Challenge:
All records should be reproduced verbatim.
>>>>
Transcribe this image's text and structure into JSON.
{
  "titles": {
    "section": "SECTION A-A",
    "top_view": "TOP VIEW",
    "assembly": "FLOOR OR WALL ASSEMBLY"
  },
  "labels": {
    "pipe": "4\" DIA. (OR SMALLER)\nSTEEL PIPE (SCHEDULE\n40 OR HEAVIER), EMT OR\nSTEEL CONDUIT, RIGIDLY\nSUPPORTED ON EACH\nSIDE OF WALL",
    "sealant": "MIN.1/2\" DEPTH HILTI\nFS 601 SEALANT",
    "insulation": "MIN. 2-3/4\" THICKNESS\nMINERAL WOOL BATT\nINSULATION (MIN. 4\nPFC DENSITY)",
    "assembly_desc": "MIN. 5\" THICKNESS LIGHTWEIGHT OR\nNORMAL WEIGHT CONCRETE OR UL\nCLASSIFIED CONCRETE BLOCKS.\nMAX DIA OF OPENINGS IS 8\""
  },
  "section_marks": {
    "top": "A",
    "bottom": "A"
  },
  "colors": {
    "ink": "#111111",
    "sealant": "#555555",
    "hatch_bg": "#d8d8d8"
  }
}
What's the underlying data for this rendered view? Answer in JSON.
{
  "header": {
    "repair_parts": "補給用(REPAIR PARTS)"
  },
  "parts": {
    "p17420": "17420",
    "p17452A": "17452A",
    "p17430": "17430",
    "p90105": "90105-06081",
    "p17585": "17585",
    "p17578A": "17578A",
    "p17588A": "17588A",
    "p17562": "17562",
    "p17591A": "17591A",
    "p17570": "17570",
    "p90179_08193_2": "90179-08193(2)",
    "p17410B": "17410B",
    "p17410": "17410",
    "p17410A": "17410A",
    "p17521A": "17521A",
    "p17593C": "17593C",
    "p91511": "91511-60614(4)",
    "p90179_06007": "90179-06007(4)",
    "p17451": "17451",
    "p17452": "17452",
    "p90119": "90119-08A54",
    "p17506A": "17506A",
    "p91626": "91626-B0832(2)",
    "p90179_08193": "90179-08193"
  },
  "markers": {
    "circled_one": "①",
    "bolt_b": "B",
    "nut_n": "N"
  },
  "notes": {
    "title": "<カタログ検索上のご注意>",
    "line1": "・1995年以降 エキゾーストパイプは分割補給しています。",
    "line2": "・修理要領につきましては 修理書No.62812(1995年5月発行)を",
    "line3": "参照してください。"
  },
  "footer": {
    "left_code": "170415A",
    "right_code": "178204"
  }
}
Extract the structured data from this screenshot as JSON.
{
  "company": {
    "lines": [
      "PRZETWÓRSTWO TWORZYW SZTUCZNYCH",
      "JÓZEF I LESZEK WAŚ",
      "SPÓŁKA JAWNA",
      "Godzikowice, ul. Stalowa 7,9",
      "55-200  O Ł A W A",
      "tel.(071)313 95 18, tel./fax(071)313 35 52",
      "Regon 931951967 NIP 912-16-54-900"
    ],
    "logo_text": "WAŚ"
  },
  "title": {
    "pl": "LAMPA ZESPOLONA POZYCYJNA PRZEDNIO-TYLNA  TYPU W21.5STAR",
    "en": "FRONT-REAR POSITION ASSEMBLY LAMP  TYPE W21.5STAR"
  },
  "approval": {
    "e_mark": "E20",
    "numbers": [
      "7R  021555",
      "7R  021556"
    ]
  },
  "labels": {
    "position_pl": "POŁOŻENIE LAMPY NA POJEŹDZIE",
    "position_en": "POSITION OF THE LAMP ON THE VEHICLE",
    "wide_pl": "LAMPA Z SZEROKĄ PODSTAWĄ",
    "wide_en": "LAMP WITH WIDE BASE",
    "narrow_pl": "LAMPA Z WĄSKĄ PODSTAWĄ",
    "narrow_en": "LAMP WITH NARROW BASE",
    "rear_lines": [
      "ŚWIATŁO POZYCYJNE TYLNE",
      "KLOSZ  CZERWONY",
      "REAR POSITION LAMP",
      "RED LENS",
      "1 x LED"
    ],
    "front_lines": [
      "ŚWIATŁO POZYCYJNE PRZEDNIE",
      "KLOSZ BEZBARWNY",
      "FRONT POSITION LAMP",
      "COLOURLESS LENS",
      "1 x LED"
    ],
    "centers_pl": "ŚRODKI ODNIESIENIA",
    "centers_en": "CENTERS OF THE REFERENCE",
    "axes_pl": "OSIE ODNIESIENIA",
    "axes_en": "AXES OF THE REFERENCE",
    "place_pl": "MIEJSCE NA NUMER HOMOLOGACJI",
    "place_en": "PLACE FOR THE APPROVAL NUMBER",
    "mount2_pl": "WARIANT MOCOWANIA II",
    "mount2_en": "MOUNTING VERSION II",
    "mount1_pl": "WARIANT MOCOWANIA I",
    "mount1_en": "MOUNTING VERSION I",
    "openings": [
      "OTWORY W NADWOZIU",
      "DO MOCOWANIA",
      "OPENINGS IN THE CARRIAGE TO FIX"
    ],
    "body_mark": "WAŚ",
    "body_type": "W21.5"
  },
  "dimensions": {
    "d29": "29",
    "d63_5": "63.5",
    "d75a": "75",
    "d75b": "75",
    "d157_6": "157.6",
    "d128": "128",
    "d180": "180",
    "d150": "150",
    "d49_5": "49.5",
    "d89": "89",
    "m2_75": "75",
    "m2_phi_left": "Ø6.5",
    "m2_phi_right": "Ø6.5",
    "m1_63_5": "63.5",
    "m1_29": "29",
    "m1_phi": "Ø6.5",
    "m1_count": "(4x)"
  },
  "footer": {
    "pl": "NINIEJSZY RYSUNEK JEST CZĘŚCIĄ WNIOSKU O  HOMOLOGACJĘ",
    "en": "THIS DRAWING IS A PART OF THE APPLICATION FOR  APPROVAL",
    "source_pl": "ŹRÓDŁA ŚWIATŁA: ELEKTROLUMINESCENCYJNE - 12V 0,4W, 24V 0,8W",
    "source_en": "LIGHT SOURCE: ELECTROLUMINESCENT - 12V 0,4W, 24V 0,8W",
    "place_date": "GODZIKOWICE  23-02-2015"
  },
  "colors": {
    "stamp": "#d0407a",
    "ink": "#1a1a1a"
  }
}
<<<<
Expected output:
Transcribe this image's text and structure into JSON.
{
  "titles": {
    "section": "SECTION A-A",
    "top_view": "TOP VIEW",
    "assembly": "FLOOR OR WALL ASSEMBLY"
  },
  "labels": {
    "pipe": "4\" DIA. (OR SMALLER)\nSTEEL PIPE (SCHEDULE\n40 OR HEAVIER), EMT OR\nSTEEL CONDUIT, RIGIDLY\nSUPPORTED ON EACH\nSIDE OF WALL",
    "sealant": "MIN.1/2\" DEPTH HILTI\nFS 601 SEALANT",
    "insulation": "MIN. 2-3/4\" THICKNESS\nMINERAL WOOL BATT\nINSULATION (MIN. 4\nPFC DENSITY)",
    "assembly_desc": "MIN. 5\" THICKNESS LIGHTWEIGHT OR\nNORMAL WEIGHT CONCRETE OR UL\nCLASSIFIED CONCRETE BLOCKS.\nMAX DIA OF OPENINGS IS 8\""
  },
  "section_marks": {
    "top": "A",
    "bottom": "A"
  },
  "colors": {
    "ink": "#111111",
    "sealant": "#555555",
    "hatch_bg": "#d8d8d8"
  }
}
What's the underlying data for this rendered view? Answer in JSON.
{
  "header": {
    "repair_parts": "補給用(REPAIR PARTS)"
  },
  "parts": {
    "p17420": "17420",
    "p17452A": "17452A",
    "p17430": "17430",
    "p90105": "90105-06081",
    "p17585": "17585",
    "p17578A": "17578A",
    "p17588A": "17588A",
    "p17562": "17562",
    "p17591A": "17591A",
    "p17570": "17570",
    "p90179_08193_2": "90179-08193(2)",
    "p17410B": "17410B",
    "p17410": "17410",
    "p17410A": "17410A",
    "p17521A": "17521A",
    "p17593C": "17593C",
    "p91511": "91511-60614(4)",
    "p90179_06007": "90179-06007(4)",
    "p17451": "17451",
    "p17452": "17452",
    "p90119": "90119-08A54",
    "p17506A": "17506A",
    "p91626": "91626-B0832(2)",
    "p90179_08193": "90179-08193"
  },
  "markers": {
    "circled_one": "①",
    "bolt_b": "B",
    "nut_n": "N"
  },
  "notes": {
    "title": "<カタログ検索上のご注意>",
    "line1": "・1995年以降 エキゾーストパイプは分割補給しています。",
    "line2": "・修理要領につきましては 修理書No.62812(1995年5月発行)を",
    "line3": "参照してください。"
  },
  "footer": {
    "left_code": "170415A",
    "right_code": "178204"
  }
}
Extract the structured data from this screenshot as JSON.
{
  "company": {
    "lines": [
      "PRZETWÓRSTWO TWORZYW SZTUCZNYCH",
      "JÓZEF I LESZEK WAŚ",
      "SPÓŁKA JAWNA",
      "Godzikowice, ul. Stalowa 7,9",
      "55-200  O Ł A W A",
      "tel.(071)313 95 18, tel./fax(071)313 35 52",
      "Regon 931951967 NIP 912-16-54-900"
    ],
    "logo_text": "WAŚ"
  },
  "title": {
    "pl": "LAMPA ZESPOLONA POZYCYJNA PRZEDNIO-TYLNA  TYPU W21.5STAR",
    "en": "FRONT-REAR POSITION ASSEMBLY LAMP  TYPE W21.5STAR"
  },
  "approval": {
    "e_mark": "E20",
    "numbers": [
      "7R  021555",
      "7R  021556"
    ]
  },
  "labels": {
    "position_pl": "POŁOŻENIE LAMPY NA POJEŹDZIE",
    "position_en": "POSITION OF THE LAMP ON THE VEHICLE",
    "wide_pl": "LAMPA Z SZEROKĄ PODSTAWĄ",
    "wide_en": "LAMP WITH WIDE BASE",
    "narrow_pl": "LAMPA Z WĄSKĄ PODSTAWĄ",
    "narrow_en": "LAMP WITH NARROW BASE",
    "rear_lines": [
      "ŚWIATŁO POZYCYJNE TYLNE",
      "KLOSZ  CZERWONY",
      "REAR POSITION LAMP",
      "RED LENS",
      "1 x LED"
    ],
    "front_lines": [
      "ŚWIATŁO POZYCYJNE PRZEDNIE",
      "KLOSZ BEZBARWNY",
      "FRONT POSITION LAMP",
      "COLOURLESS LENS",
      "1 x LED"
    ],
    "centers_pl": "ŚRODKI ODNIESIENIA",
    "centers_en": "CENTERS OF THE REFERENCE",
    "axes_pl": "OSIE ODNIESIENIA",
    "axes_en": "AXES OF THE REFERENCE",
    "place_pl": "MIEJSCE NA NUMER HOMOLOGACJI",
    "place_en": "PLACE FOR THE APPROVAL NUMBER",
    "mount2_pl": "WARIANT MOCOWANIA II",
    "mount2_en": "MOUNTING VERSION II",
    "mount1_pl": "WARIANT MOCOWANIA I",
    "mount1_en": "MOUNTING VERSION I",
    "openings": [
      "OTWORY W NADWOZIU",
      "DO MOCOWANIA",
      "OPENINGS IN THE CARRIAGE TO FIX"
    ],
    "body_mark": "WAŚ",
    "body_type": "W21.5"
  },
  "dimensions": {
    "d29": "29",
    "d63_5": "63.5",
    "d75a": "75",
    "d75b": "75",
    "d157_6": "157.6",
    "d128": "128",
    "d180": "180",
    "d150": "150",
    "d49_5": "49.5",
    "d89": "89",
    "m2_75": "75",
    "m2_phi_left": "Ø6.5",
    "m2_phi_right": "Ø6.5",
    "m1_63_5": "63.5",
    "m1_29": "29",
    "m1_phi": "Ø6.5",
    "m1_count": "(4x)"
  },
  "footer": {
    "pl": "NINIEJSZY RYSUNEK JEST CZĘŚCIĄ WNIOSKU O  HOMOLOGACJĘ",
    "en": "THIS DRAWING IS A PART OF THE APPLICATION FOR  APPROVAL",
    "source_pl": "ŹRÓDŁA ŚWIATŁA: ELEKTROLUMINESCENCYJNE - 12V 0,4W, 24V 0,8W",
    "source_en": "LIGHT SOURCE: ELECTROLUMINESCENT - 12V 0,4W, 24V 0,8W",
    "place_date": "GODZIKOWICE  23-02-2015"
  },
  "colors": {
    "stamp": "#d0407a",
    "ink": "#1a1a1a"
  }
}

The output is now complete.